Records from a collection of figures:
_____
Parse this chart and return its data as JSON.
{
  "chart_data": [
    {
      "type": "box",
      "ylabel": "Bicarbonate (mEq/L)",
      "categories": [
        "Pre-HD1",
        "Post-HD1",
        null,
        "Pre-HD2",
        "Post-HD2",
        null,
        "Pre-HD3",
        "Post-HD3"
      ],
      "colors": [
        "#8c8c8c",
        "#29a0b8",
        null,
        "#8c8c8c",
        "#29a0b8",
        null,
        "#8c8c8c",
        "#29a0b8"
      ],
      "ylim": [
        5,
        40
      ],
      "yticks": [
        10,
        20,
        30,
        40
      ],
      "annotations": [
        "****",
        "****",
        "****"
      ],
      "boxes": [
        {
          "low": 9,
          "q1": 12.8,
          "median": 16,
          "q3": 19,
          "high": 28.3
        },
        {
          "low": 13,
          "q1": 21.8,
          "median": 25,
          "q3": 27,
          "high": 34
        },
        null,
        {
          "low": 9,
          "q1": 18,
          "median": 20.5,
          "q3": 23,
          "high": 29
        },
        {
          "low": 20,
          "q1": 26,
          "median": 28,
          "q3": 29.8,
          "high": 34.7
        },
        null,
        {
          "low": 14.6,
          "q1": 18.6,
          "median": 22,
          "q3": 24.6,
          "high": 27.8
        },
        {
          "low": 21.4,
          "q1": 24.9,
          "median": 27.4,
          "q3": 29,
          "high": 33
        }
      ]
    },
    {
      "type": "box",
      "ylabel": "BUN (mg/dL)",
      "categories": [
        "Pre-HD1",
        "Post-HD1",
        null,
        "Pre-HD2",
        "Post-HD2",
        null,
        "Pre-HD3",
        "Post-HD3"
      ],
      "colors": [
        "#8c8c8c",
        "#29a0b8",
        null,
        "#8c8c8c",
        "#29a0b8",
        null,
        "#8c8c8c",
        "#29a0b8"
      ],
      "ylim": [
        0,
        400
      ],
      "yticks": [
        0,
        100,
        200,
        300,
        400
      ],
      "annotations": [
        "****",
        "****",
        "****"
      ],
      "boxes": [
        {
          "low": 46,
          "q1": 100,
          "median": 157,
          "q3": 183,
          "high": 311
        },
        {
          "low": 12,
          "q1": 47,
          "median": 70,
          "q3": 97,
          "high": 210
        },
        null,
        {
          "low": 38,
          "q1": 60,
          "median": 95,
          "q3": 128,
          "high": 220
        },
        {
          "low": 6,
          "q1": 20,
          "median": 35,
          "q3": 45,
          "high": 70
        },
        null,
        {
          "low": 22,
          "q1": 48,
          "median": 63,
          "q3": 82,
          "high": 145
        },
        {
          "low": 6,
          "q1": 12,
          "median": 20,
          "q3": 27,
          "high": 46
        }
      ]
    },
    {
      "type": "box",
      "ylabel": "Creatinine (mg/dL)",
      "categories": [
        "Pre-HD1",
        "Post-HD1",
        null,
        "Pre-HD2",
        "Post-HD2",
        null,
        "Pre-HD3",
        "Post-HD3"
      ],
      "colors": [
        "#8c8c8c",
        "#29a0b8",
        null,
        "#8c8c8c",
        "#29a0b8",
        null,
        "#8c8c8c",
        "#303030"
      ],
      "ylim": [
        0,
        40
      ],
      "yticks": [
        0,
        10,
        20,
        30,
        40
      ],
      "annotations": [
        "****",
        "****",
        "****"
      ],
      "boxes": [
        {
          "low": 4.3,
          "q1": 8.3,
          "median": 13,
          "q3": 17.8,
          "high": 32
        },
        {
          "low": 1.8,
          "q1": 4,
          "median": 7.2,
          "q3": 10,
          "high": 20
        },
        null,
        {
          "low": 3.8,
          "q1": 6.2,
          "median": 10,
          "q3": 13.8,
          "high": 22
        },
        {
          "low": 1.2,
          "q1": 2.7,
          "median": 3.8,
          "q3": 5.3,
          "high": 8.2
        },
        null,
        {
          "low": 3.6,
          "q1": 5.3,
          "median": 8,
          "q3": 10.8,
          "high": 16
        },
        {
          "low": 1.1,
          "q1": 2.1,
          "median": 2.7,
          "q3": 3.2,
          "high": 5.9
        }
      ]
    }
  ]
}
_____
→ Set exercise: Reproduce the records above exactly as they appear.

→ Solution below:
Parse this chart and return its data as JSON.
{
  "chart_data": [
    {
      "type": "box",
      "ylabel": "Bicarbonate (mEq/L)",
      "categories": [
        "Pre-HD1",
        "Post-HD1",
        null,
        "Pre-HD2",
        "Post-HD2",
        null,
        "Pre-HD3",
        "Post-HD3"
      ],
      "colors": [
        "#8c8c8c",
        "#29a0b8",
        null,
        "#8c8c8c",
        "#29a0b8",
        null,
        "#8c8c8c",
        "#29a0b8"
      ],
      "ylim": [
        5,
        40
      ],
      "yticks": [
        10,
        20,
        30,
        40
      ],
      "annotations": [
        "****",
        "****",
        "****"
      ],
      "boxes": [
        {
          "low": 9,
          "q1": 12.8,
          "median": 16,
          "q3": 19,
          "high": 28.3
        },
        {
          "low": 13,
          "q1": 21.8,
          "median": 25,
          "q3": 27,
          "high": 34
        },
        null,
        {
          "low": 9,
          "q1": 18,
          "median": 20.5,
          "q3": 23,
          "high": 29
        },
        {
          "low": 20,
          "q1": 26,
          "median": 28,
          "q3": 29.8,
          "high": 34.7
        },
        null,
        {
          "low": 14.6,
          "q1": 18.6,
          "median": 22,
          "q3": 24.6,
          "high": 27.8
        },
        {
          "low": 21.4,
          "q1": 24.9,
          "median": 27.4,
          "q3": 29,
          "high": 33
        }
      ]
    },
    {
      "type": "box",
      "ylabel": "BUN (mg/dL)",
      "categories": [
        "Pre-HD1",
        "Post-HD1",
        null,
        "Pre-HD2",
        "Post-HD2",
        null,
        "Pre-HD3",
        "Post-HD3"
      ],
      "colors": [
        "#8c8c8c",
        "#29a0b8",
        null,
        "#8c8c8c",
        "#29a0b8",
        null,
        "#8c8c8c",
        "#29a0b8"
      ],
      "ylim": [
        0,
        400
      ],
      "yticks": [
        0,
        100,
        200,
        300,
        400
      ],
      "annotations": [
        "****",
        "****",
        "****"
      ],
      "boxes": [
        {
          "low": 46,
          "q1": 100,
          "median": 157,
          "q3": 183,
          "high": 311
        },
        {
          "low": 12,
          "q1": 47,
          "median": 70,
          "q3": 97,
          "high": 210
        },
        null,
        {
          "low": 38,
          "q1": 60,
          "median": 95,
          "q3": 128,
          "high": 220
        },
        {
          "low": 6,
          "q1": 20,
          "median": 35,
          "q3": 45,
          "high": 70
        },
        null,
        {
          "low": 22,
          "q1": 48,
          "median": 63,
          "q3": 82,
          "high": 145
        },
        {
          "low": 6,
          "q1": 12,
          "median": 20,
          "q3": 27,
          "high": 46
        }
      ]
    },
    {
      "type": "box",
      "ylabel": "Creatinine (mg/dL)",
      "categories": [
        "Pre-HD1",
        "Post-HD1",
        null,
        "Pre-HD2",
        "Post-HD2",
        null,
        "Pre-HD3",
        "Post-HD3"
      ],
      "colors": [
        "#8c8c8c",
        "#29a0b8",
        null,
        "#8c8c8c",
        "#29a0b8",
        null,
        "#8c8c8c",
        "#303030"
      ],
      "ylim": [
        0,
        40
      ],
      "yticks": [
        0,
        10,
        20,
        30,
        40
      ],
      "annotations": [
        "****",
        "****",
        "****"
      ],
      "boxes": [
        {
          "low": 4.3,
          "q1": 8.3,
          "median": 13,
          "q3": 17.8,
          "high": 32
        },
        {
          "low": 1.8,
          "q1": 4,
          "median": 7.2,
          "q3": 10,
          "high": 20
        },
        null,
        {
          "low": 3.8,
          "q1": 6.2,
          "median": 10,
          "q3": 13.8,
          "high": 22
        },
        {
          "low": 1.2,
          "q1": 2.7,
          "median": 3.8,
          "q3": 5.3,
          "high": 8.2
        },
        null,
        {
          "low": 3.6,
          "q1": 5.3,
          "median": 8,
          "q3": 10.8,
          "high": 16
        },
        {
          "low": 1.1,
          "q1": 2.1,
          "median": 2.7,
          "q3": 3.2,
          "high": 5.9
        }
      ]
    }
  ]
}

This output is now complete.